++++ DATASET RECORDS

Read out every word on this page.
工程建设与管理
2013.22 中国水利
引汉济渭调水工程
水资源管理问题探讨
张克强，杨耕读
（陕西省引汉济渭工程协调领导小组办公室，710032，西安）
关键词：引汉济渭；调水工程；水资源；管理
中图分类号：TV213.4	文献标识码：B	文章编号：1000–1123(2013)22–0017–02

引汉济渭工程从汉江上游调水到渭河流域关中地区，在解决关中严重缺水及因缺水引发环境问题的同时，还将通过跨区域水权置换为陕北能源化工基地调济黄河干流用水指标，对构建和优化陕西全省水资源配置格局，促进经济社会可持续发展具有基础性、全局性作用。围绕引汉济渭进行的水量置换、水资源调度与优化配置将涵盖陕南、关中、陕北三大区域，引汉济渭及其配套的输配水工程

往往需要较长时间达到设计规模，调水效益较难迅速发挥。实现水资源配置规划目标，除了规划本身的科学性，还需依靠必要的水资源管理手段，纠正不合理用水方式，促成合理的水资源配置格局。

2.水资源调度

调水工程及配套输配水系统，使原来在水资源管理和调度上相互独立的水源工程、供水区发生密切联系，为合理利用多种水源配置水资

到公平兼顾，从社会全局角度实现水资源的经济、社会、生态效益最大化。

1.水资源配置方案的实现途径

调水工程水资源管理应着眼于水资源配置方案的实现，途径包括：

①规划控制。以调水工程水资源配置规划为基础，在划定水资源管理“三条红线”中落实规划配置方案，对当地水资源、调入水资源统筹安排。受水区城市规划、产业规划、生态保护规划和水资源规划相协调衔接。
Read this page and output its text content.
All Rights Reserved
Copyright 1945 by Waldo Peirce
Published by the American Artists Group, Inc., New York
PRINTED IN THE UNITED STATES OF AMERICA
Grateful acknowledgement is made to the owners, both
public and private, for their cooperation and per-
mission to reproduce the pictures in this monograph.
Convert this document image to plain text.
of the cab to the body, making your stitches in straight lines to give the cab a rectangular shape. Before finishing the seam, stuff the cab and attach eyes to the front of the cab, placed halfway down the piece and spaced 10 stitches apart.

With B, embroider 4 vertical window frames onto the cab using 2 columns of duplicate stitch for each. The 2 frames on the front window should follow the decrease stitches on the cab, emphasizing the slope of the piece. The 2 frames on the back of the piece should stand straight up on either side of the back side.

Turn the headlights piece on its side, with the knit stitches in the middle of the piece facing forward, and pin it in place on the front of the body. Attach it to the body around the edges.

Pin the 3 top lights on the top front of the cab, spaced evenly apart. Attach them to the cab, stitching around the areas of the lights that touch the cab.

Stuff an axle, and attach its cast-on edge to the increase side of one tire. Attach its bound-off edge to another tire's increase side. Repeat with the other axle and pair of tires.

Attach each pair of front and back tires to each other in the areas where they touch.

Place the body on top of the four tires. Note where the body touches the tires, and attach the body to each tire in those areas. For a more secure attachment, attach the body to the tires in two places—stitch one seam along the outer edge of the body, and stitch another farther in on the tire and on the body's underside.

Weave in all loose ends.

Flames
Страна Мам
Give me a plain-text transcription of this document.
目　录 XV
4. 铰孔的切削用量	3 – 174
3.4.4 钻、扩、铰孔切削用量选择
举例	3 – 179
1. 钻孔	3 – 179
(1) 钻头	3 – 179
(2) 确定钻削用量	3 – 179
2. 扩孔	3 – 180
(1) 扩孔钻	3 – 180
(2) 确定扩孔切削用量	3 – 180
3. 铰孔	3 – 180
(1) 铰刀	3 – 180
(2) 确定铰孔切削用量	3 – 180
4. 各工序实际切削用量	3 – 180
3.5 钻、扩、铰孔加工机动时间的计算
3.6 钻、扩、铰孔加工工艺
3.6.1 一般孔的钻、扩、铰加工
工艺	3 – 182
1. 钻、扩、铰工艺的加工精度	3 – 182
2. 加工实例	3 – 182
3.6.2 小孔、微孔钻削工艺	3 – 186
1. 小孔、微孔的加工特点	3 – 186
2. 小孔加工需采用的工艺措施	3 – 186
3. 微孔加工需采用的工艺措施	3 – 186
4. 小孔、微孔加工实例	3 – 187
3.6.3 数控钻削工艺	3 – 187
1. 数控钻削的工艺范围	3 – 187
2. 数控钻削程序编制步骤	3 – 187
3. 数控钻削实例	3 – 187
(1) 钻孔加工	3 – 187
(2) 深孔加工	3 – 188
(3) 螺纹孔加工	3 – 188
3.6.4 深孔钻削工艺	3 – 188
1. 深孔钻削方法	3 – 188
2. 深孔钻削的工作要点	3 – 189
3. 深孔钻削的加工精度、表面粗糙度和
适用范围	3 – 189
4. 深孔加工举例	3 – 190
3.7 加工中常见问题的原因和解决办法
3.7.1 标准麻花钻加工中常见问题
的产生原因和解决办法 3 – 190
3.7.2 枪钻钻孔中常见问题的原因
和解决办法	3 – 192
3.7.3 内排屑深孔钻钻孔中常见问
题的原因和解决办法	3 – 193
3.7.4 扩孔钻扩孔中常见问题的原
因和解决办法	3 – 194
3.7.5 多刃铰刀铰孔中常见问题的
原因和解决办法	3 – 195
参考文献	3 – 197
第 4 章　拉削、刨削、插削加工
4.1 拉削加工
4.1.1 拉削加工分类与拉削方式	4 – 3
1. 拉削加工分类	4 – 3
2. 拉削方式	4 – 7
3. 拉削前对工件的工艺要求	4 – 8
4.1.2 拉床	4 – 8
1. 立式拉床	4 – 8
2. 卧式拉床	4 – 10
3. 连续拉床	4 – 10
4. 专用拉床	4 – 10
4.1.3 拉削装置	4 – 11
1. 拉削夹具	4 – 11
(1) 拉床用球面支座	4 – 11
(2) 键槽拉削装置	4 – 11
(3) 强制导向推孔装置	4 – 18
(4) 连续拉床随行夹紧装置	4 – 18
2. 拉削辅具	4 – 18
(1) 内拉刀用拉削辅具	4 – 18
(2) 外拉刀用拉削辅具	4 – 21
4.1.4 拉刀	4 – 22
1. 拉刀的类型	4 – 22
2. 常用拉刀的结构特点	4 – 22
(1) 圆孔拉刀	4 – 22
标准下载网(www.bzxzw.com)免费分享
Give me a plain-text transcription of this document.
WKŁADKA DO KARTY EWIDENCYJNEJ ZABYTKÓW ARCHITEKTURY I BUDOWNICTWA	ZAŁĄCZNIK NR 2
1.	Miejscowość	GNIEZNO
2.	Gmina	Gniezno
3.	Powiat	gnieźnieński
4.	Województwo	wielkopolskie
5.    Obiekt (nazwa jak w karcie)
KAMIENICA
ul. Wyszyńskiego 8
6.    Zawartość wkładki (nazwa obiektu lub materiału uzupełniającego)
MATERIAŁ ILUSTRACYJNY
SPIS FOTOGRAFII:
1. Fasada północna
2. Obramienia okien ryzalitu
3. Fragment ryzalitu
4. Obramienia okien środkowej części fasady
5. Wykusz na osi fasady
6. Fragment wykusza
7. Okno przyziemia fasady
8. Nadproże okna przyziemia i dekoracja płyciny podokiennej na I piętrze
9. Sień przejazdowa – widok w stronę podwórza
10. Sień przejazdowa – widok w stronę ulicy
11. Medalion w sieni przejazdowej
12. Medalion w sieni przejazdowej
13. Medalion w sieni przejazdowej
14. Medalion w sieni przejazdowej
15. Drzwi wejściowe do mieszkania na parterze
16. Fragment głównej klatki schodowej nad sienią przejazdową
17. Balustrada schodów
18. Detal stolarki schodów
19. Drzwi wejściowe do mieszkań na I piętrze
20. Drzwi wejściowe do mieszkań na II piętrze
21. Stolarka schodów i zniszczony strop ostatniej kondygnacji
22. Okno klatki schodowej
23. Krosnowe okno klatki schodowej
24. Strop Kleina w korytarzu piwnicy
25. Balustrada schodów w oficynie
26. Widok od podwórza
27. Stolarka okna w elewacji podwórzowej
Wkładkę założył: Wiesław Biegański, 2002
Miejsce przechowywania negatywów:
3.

++++++++

INSTRUCTIONS TO FOLLOW. Pick out all lines containing the string "Stolarka".

TASK SOLUTION.
21. Stolarka schodów i zniszczony strop ostatniej kondygnacji
27. Stolarka okna w elewacji podwórzowej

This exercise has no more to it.